**Instruction**
Reproduce the material word for word; the images stay out.

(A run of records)
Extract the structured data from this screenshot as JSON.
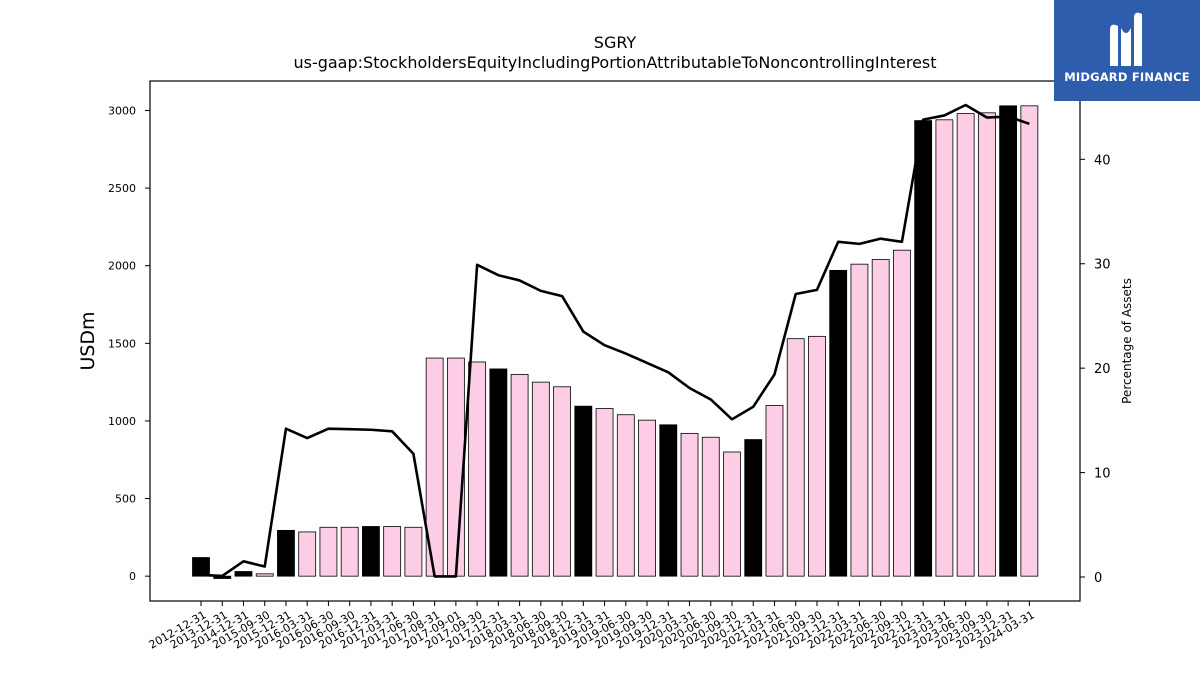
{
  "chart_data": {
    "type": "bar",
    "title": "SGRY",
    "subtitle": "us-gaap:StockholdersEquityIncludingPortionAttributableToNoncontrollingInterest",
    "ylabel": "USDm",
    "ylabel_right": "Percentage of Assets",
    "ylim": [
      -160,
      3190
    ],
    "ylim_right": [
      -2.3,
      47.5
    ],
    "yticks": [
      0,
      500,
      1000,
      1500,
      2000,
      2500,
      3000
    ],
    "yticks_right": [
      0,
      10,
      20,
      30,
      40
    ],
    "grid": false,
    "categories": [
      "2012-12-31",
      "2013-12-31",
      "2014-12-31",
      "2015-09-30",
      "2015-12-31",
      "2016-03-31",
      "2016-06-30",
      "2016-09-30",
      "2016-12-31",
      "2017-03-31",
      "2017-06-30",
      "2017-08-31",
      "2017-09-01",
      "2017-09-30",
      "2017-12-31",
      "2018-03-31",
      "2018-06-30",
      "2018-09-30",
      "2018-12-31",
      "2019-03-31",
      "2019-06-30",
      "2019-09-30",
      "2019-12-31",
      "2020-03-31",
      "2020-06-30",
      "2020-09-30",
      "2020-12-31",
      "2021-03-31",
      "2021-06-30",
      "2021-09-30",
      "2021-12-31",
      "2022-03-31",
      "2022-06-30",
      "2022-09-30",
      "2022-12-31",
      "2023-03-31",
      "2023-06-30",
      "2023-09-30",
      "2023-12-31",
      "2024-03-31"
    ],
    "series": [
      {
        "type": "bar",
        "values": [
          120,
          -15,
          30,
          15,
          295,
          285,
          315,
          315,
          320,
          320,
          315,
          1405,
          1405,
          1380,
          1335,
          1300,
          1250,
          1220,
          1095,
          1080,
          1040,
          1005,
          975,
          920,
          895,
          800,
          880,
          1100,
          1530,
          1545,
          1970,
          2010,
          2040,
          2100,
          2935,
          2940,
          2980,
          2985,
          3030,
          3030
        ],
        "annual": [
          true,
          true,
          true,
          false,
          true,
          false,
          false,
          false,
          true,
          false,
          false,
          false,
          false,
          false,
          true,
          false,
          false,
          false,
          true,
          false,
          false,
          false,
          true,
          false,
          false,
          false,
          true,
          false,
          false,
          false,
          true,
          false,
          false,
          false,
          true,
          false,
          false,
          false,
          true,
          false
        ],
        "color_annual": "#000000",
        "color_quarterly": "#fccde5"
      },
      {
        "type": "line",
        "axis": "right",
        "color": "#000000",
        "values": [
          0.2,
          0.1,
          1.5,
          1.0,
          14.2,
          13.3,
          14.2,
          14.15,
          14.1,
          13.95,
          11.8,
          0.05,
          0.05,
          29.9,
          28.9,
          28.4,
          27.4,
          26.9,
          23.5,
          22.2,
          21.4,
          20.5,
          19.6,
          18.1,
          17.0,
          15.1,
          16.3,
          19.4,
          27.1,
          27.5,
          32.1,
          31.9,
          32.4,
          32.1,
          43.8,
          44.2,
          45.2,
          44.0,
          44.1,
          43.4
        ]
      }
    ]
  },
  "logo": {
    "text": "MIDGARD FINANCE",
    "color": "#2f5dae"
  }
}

**Reply to the task**
Extract the structured data from this screenshot as JSON.
{
  "chart_data": {
    "type": "bar",
    "title": "SGRY",
    "subtitle": "us-gaap:StockholdersEquityIncludingPortionAttributableToNoncontrollingInterest",
    "ylabel": "USDm",
    "ylabel_right": "Percentage of Assets",
    "ylim": [
      -160,
      3190
    ],
    "ylim_right": [
      -2.3,
      47.5
    ],
    "yticks": [
      0,
      500,
      1000,
      1500,
      2000,
      2500,
      3000
    ],
    "yticks_right": [
      0,
      10,
      20,
      30,
      40
    ],
    "grid": false,
    "categories": [
      "2012-12-31",
      "2013-12-31",
      "2014-12-31",
      "2015-09-30",
      "2015-12-31",
      "2016-03-31",
      "2016-06-30",
      "2016-09-30",
      "2016-12-31",
      "2017-03-31",
      "2017-06-30",
      "2017-08-31",
      "2017-09-01",
      "2017-09-30",
      "2017-12-31",
      "2018-03-31",
      "2018-06-30",
      "2018-09-30",
      "2018-12-31",
      "2019-03-31",
      "2019-06-30",
      "2019-09-30",
      "2019-12-31",
      "2020-03-31",
      "2020-06-30",
      "2020-09-30",
      "2020-12-31",
      "2021-03-31",
      "2021-06-30",
      "2021-09-30",
      "2021-12-31",
      "2022-03-31",
      "2022-06-30",
      "2022-09-30",
      "2022-12-31",
      "2023-03-31",
      "2023-06-30",
      "2023-09-30",
      "2023-12-31",
      "2024-03-31"
    ],
    "series": [
      {
        "type": "bar",
        "values": [
          120,
          -15,
          30,
          15,
          295,
          285,
          315,
          315,
          320,
          320,
          315,
          1405,
          1405,
          1380,
          1335,
          1300,
          1250,
          1220,
          1095,
          1080,
          1040,
          1005,
          975,
          920,
          895,
          800,
          880,
          1100,
          1530,
          1545,
          1970,
          2010,
          2040,
          2100,
          2935,
          2940,
          2980,
          2985,
          3030,
          3030
        ],
        "annual": [
          true,
          true,
          true,
          false,
          true,
          false,
          false,
          false,
          true,
          false,
          false,
          false,
          false,
          false,
          true,
          false,
          false,
          false,
          true,
          false,
          false,
          false,
          true,
          false,
          false,
          false,
          true,
          false,
          false,
          false,
          true,
          false,
          false,
          false,
          true,
          false,
          false,
          false,
          true,
          false
        ],
        "color_annual": "#000000",
        "color_quarterly": "#fccde5"
      },
      {
        "type": "line",
        "axis": "right",
        "color": "#000000",
        "values": [
          0.2,
          0.1,
          1.5,
          1.0,
          14.2,
          13.3,
          14.2,
          14.15,
          14.1,
          13.95,
          11.8,
          0.05,
          0.05,
          29.9,
          28.9,
          28.4,
          27.4,
          26.9,
          23.5,
          22.2,
          21.4,
          20.5,
          19.6,
          18.1,
          17.0,
          15.1,
          16.3,
          19.4,
          27.1,
          27.5,
          32.1,
          31.9,
          32.4,
          32.1,
          43.8,
          44.2,
          45.2,
          44.0,
          44.1,
          43.4
        ]
      }
    ]
  },
  "logo": {
    "text": "MIDGARD FINANCE",
    "color": "#2f5dae"
  }
}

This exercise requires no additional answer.